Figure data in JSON
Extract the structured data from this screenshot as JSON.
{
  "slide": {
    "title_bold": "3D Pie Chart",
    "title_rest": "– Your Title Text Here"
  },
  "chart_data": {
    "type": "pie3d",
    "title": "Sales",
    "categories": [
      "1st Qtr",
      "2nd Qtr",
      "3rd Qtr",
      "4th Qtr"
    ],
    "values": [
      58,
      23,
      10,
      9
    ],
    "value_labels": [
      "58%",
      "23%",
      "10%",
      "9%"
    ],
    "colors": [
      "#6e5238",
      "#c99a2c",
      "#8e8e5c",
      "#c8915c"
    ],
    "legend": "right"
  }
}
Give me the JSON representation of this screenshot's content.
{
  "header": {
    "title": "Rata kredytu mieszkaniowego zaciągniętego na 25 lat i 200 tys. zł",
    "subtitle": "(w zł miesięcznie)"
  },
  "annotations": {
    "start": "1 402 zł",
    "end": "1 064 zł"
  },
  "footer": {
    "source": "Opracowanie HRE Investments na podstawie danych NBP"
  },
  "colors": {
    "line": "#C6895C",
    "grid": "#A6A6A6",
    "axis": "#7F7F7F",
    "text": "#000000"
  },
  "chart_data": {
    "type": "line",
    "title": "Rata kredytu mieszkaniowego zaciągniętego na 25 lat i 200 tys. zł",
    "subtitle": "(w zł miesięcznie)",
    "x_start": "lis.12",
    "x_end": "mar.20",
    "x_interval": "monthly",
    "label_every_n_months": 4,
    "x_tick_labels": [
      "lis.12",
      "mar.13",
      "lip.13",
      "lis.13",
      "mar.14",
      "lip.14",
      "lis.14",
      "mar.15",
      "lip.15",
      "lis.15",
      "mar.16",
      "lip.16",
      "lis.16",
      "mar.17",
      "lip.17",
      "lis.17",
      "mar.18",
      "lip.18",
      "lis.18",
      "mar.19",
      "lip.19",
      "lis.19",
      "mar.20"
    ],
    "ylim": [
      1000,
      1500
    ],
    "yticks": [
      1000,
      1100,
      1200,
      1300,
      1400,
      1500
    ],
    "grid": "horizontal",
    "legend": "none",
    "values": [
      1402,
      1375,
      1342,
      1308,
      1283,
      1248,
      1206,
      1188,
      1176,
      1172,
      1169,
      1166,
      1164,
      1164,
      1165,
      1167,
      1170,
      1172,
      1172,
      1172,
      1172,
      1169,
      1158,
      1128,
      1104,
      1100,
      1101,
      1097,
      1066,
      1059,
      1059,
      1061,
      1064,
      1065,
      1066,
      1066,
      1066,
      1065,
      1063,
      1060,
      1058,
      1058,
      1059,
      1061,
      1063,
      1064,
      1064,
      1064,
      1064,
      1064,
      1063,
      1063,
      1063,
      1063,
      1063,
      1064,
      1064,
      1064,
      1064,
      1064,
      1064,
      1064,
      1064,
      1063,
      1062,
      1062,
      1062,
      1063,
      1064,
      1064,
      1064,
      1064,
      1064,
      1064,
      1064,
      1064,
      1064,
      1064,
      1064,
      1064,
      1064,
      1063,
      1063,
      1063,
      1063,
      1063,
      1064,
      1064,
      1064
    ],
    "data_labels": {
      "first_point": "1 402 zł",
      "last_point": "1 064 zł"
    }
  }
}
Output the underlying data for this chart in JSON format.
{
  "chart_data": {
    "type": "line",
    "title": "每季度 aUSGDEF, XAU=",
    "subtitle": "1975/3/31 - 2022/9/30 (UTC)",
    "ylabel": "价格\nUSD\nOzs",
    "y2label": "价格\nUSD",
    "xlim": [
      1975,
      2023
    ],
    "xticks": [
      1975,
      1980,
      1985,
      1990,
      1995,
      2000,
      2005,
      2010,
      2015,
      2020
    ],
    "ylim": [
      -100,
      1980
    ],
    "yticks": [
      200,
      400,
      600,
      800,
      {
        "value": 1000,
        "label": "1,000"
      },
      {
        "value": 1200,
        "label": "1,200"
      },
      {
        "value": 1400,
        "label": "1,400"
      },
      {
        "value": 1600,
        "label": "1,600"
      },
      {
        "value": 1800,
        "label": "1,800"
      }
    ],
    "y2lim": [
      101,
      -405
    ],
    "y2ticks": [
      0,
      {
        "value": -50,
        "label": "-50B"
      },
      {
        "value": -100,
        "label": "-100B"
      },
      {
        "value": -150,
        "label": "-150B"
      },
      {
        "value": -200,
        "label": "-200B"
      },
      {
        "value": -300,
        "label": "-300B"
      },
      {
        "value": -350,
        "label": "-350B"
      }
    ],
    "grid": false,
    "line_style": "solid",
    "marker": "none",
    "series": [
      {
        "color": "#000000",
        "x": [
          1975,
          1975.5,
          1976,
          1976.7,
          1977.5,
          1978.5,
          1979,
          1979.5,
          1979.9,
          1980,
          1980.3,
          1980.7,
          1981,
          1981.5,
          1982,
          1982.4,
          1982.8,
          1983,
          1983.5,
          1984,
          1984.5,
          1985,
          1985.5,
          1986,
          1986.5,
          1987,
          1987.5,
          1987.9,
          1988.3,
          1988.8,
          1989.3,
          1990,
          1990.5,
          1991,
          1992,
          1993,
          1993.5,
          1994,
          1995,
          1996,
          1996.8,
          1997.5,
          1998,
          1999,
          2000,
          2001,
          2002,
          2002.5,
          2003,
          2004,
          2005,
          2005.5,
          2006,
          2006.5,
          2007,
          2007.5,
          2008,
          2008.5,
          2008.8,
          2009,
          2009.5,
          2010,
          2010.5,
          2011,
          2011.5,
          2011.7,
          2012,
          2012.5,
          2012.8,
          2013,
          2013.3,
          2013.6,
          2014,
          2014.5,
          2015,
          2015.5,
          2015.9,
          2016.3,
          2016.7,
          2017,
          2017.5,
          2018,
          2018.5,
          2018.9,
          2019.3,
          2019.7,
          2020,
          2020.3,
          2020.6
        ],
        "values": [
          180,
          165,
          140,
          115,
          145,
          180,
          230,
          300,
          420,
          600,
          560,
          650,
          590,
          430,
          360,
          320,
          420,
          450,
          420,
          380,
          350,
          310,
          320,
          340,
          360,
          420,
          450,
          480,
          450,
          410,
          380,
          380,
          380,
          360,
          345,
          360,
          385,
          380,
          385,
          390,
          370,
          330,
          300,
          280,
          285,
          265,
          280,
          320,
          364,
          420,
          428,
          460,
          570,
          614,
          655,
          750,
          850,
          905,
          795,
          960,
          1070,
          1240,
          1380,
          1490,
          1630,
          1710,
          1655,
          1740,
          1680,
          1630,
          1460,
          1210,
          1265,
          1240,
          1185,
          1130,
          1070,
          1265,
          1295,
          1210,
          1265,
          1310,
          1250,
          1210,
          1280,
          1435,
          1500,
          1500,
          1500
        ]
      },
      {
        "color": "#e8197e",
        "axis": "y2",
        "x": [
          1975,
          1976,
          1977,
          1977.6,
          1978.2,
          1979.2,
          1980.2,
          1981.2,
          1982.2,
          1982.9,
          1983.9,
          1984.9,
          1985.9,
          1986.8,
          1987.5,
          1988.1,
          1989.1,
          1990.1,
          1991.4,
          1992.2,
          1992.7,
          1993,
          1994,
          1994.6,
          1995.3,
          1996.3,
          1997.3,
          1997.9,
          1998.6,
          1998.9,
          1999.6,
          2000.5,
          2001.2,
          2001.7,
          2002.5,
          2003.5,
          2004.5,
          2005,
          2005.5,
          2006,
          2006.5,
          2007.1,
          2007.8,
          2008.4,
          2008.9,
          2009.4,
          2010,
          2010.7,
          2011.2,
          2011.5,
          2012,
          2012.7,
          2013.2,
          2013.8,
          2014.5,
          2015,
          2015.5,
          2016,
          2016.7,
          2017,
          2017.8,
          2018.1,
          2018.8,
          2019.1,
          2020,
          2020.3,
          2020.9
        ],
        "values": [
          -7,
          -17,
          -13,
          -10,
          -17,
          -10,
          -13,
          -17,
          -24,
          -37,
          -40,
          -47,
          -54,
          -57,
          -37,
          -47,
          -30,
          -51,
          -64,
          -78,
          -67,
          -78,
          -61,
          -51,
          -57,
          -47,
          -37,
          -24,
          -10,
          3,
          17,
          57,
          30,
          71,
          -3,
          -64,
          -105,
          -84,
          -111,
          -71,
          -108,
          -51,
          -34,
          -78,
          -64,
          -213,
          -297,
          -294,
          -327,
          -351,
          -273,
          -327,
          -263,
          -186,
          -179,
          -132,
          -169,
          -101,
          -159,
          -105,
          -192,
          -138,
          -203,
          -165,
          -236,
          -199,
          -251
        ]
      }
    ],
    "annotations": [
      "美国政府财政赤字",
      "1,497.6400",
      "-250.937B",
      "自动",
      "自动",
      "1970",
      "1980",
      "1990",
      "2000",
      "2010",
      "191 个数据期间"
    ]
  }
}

Instruction:
Using the records given above, list every line that includes the word "grid".

Answer for this exercise:
    "grid": "#A6A6A6",
    "grid": "horizontal",
    "grid": false,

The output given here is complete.